→ RECORD EXTRACTS
═══

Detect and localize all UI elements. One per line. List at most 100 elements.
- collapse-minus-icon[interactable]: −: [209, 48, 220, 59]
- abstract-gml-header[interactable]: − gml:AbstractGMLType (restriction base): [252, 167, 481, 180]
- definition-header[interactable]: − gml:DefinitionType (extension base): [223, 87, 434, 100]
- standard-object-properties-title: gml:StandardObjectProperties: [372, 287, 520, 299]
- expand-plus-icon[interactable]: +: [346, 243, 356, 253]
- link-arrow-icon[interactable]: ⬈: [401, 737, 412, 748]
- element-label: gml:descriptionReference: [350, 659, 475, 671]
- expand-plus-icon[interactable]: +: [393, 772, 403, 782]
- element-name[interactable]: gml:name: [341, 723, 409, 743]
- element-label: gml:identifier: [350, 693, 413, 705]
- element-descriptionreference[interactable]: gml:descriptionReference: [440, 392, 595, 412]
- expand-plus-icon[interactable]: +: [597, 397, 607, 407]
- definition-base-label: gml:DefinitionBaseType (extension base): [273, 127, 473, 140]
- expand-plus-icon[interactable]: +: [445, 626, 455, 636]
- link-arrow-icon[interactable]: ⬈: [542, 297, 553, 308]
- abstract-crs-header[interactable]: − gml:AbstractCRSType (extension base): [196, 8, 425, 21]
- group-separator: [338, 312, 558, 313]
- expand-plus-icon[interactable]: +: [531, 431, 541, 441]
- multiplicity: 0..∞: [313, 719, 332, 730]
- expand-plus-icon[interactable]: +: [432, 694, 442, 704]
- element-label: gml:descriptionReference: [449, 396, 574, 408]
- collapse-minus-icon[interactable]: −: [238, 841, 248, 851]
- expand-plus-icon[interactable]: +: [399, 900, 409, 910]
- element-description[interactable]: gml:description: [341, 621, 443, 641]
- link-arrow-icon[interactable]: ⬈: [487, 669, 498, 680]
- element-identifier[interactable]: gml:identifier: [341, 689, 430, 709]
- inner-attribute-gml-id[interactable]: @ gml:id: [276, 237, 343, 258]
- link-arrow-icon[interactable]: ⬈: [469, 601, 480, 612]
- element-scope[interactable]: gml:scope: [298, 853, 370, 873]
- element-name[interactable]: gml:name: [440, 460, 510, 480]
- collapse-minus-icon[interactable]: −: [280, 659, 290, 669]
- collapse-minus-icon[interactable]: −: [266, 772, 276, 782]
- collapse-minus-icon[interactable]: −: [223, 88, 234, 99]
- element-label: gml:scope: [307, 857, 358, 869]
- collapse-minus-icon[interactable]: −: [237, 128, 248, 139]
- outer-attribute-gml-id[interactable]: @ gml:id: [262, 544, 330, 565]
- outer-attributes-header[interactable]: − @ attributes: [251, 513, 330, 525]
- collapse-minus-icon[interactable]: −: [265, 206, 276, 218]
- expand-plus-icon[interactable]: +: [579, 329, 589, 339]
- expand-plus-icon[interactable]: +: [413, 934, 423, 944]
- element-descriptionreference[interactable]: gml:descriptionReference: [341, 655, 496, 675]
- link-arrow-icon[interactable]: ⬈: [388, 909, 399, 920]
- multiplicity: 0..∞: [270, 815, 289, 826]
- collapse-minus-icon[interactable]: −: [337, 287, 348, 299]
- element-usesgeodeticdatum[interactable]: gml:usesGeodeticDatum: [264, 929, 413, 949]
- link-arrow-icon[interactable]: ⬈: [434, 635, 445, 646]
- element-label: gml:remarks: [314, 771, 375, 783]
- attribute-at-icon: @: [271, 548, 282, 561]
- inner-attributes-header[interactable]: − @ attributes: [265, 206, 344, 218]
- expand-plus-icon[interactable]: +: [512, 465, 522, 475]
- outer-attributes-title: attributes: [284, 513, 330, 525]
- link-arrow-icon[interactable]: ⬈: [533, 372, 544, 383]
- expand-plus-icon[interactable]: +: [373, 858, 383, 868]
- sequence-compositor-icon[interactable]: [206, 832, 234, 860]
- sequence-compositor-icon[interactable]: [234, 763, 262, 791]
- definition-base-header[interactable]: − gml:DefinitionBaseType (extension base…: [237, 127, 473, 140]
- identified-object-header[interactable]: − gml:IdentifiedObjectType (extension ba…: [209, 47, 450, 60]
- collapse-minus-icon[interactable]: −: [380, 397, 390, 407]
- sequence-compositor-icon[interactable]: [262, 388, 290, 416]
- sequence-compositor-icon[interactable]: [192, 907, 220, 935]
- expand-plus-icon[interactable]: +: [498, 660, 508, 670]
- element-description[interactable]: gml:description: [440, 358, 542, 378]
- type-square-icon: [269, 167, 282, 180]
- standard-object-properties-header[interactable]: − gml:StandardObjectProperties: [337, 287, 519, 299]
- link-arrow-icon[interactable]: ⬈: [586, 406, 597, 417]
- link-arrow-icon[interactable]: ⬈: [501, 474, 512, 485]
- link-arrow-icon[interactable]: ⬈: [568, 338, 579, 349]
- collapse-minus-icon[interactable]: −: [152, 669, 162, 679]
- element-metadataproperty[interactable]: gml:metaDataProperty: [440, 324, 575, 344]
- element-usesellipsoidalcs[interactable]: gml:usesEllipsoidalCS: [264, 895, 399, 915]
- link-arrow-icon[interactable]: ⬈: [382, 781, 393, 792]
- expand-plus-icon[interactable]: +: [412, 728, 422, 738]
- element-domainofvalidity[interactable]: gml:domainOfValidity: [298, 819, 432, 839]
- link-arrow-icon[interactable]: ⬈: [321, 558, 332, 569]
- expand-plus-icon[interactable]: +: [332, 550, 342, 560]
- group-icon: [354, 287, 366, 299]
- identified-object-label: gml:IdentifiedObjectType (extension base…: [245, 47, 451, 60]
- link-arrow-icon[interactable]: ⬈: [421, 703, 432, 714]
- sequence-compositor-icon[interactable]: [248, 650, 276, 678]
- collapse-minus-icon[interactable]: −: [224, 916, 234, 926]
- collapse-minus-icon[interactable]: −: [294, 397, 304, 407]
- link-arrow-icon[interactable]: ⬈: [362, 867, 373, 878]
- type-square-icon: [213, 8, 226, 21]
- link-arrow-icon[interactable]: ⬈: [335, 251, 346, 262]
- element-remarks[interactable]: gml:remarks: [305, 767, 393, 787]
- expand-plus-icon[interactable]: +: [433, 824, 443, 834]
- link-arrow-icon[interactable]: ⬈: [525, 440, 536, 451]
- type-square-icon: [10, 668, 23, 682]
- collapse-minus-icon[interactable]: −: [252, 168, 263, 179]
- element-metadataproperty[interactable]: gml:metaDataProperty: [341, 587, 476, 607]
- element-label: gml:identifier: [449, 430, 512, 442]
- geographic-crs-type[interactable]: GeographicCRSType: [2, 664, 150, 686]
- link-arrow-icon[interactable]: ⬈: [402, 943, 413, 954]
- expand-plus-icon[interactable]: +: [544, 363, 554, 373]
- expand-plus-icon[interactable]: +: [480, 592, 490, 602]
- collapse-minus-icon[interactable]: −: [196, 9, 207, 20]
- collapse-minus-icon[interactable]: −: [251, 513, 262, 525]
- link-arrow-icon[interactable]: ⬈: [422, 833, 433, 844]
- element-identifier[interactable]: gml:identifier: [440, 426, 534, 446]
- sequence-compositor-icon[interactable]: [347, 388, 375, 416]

═══

→ WORK REQUIRED
Write out every line of the records above again, word for word and unchanged.

→ COMPLETED TASK
Detect and localize all UI elements. One per line. List at most 100 elements.
- collapse-minus-icon[interactable]: −: [209, 48, 220, 59]
- abstract-gml-header[interactable]: − gml:AbstractGMLType (restriction base): [252, 167, 481, 180]
- definition-header[interactable]: − gml:DefinitionType (extension base): [223, 87, 434, 100]
- standard-object-properties-title: gml:StandardObjectProperties: [372, 287, 520, 299]
- expand-plus-icon[interactable]: +: [346, 243, 356, 253]
- link-arrow-icon[interactable]: ⬈: [401, 737, 412, 748]
- element-label: gml:descriptionReference: [350, 659, 475, 671]
- expand-plus-icon[interactable]: +: [393, 772, 403, 782]
- element-name[interactable]: gml:name: [341, 723, 409, 743]
- element-label: gml:identifier: [350, 693, 413, 705]
- element-descriptionreference[interactable]: gml:descriptionReference: [440, 392, 595, 412]
- expand-plus-icon[interactable]: +: [597, 397, 607, 407]
- definition-base-label: gml:DefinitionBaseType (extension base): [273, 127, 473, 140]
- expand-plus-icon[interactable]: +: [445, 626, 455, 636]
- link-arrow-icon[interactable]: ⬈: [542, 297, 553, 308]
- abstract-crs-header[interactable]: − gml:AbstractCRSType (extension base): [196, 8, 425, 21]
- group-separator: [338, 312, 558, 313]
- expand-plus-icon[interactable]: +: [531, 431, 541, 441]
- multiplicity: 0..∞: [313, 719, 332, 730]
- expand-plus-icon[interactable]: +: [432, 694, 442, 704]
- element-label: gml:descriptionReference: [449, 396, 574, 408]
- collapse-minus-icon[interactable]: −: [238, 841, 248, 851]
- expand-plus-icon[interactable]: +: [399, 900, 409, 910]
- element-description[interactable]: gml:description: [341, 621, 443, 641]
- link-arrow-icon[interactable]: ⬈: [487, 669, 498, 680]
- element-identifier[interactable]: gml:identifier: [341, 689, 430, 709]
- inner-attribute-gml-id[interactable]: @ gml:id: [276, 237, 343, 258]
- link-arrow-icon[interactable]: ⬈: [469, 601, 480, 612]
- element-scope[interactable]: gml:scope: [298, 853, 370, 873]
- element-name[interactable]: gml:name: [440, 460, 510, 480]
- collapse-minus-icon[interactable]: −: [280, 659, 290, 669]
- collapse-minus-icon[interactable]: −: [266, 772, 276, 782]
- collapse-minus-icon[interactable]: −: [223, 88, 234, 99]
- element-label: gml:scope: [307, 857, 358, 869]
- collapse-minus-icon[interactable]: −: [237, 128, 248, 139]
- outer-attribute-gml-id[interactable]: @ gml:id: [262, 544, 330, 565]
- outer-attributes-header[interactable]: − @ attributes: [251, 513, 330, 525]
- collapse-minus-icon[interactable]: −: [265, 206, 276, 218]
- expand-plus-icon[interactable]: +: [579, 329, 589, 339]
- expand-plus-icon[interactable]: +: [413, 934, 423, 944]
- element-descriptionreference[interactable]: gml:descriptionReference: [341, 655, 496, 675]
- link-arrow-icon[interactable]: ⬈: [388, 909, 399, 920]
- multiplicity: 0..∞: [270, 815, 289, 826]
- collapse-minus-icon[interactable]: −: [337, 287, 348, 299]
- element-usesgeodeticdatum[interactable]: gml:usesGeodeticDatum: [264, 929, 413, 949]
- link-arrow-icon[interactable]: ⬈: [434, 635, 445, 646]
- element-label: gml:remarks: [314, 771, 375, 783]
- attribute-at-icon: @: [271, 548, 282, 561]
- inner-attributes-header[interactable]: − @ attributes: [265, 206, 344, 218]
- expand-plus-icon[interactable]: +: [512, 465, 522, 475]
- outer-attributes-title: attributes: [284, 513, 330, 525]
- link-arrow-icon[interactable]: ⬈: [533, 372, 544, 383]
- expand-plus-icon[interactable]: +: [373, 858, 383, 868]
- sequence-compositor-icon[interactable]: [206, 832, 234, 860]
- sequence-compositor-icon[interactable]: [234, 763, 262, 791]
- definition-base-header[interactable]: − gml:DefinitionBaseType (extension base…: [237, 127, 473, 140]
- identified-object-header[interactable]: − gml:IdentifiedObjectType (extension ba…: [209, 47, 450, 60]
- collapse-minus-icon[interactable]: −: [380, 397, 390, 407]
- sequence-compositor-icon[interactable]: [262, 388, 290, 416]
- sequence-compositor-icon[interactable]: [192, 907, 220, 935]
- expand-plus-icon[interactable]: +: [498, 660, 508, 670]
- element-description[interactable]: gml:description: [440, 358, 542, 378]
- type-square-icon: [269, 167, 282, 180]
- standard-object-properties-header[interactable]: − gml:StandardObjectProperties: [337, 287, 519, 299]
- link-arrow-icon[interactable]: ⬈: [586, 406, 597, 417]
- link-arrow-icon[interactable]: ⬈: [501, 474, 512, 485]
- link-arrow-icon[interactable]: ⬈: [568, 338, 579, 349]
- collapse-minus-icon[interactable]: −: [152, 669, 162, 679]
- element-metadataproperty[interactable]: gml:metaDataProperty: [440, 324, 575, 344]
- element-usesellipsoidalcs[interactable]: gml:usesEllipsoidalCS: [264, 895, 399, 915]
- link-arrow-icon[interactable]: ⬈: [382, 781, 393, 792]
- expand-plus-icon[interactable]: +: [412, 728, 422, 738]
- element-domainofvalidity[interactable]: gml:domainOfValidity: [298, 819, 432, 839]
- link-arrow-icon[interactable]: ⬈: [321, 558, 332, 569]
- expand-plus-icon[interactable]: +: [332, 550, 342, 560]
- group-icon: [354, 287, 366, 299]
- identified-object-label: gml:IdentifiedObjectType (extension base…: [245, 47, 451, 60]
- link-arrow-icon[interactable]: ⬈: [421, 703, 432, 714]
- sequence-compositor-icon[interactable]: [248, 650, 276, 678]
- collapse-minus-icon[interactable]: −: [224, 916, 234, 926]
- collapse-minus-icon[interactable]: −: [294, 397, 304, 407]
- link-arrow-icon[interactable]: ⬈: [362, 867, 373, 878]
- type-square-icon: [213, 8, 226, 21]
- link-arrow-icon[interactable]: ⬈: [335, 251, 346, 262]
- element-remarks[interactable]: gml:remarks: [305, 767, 393, 787]
- expand-plus-icon[interactable]: +: [433, 824, 443, 834]
- link-arrow-icon[interactable]: ⬈: [525, 440, 536, 451]
- type-square-icon: [10, 668, 23, 682]
- collapse-minus-icon[interactable]: −: [252, 168, 263, 179]
- element-metadataproperty[interactable]: gml:metaDataProperty: [341, 587, 476, 607]
- element-label: gml:identifier: [449, 430, 512, 442]
- geographic-crs-type[interactable]: GeographicCRSType: [2, 664, 150, 686]
- link-arrow-icon[interactable]: ⬈: [402, 943, 413, 954]
- expand-plus-icon[interactable]: +: [544, 363, 554, 373]
- expand-plus-icon[interactable]: +: [480, 592, 490, 602]
- collapse-minus-icon[interactable]: −: [196, 9, 207, 20]
- collapse-minus-icon[interactable]: −: [251, 513, 262, 525]
- link-arrow-icon[interactable]: ⬈: [422, 833, 433, 844]
- element-identifier[interactable]: gml:identifier: [440, 426, 534, 446]
- sequence-compositor-icon[interactable]: [347, 388, 375, 416]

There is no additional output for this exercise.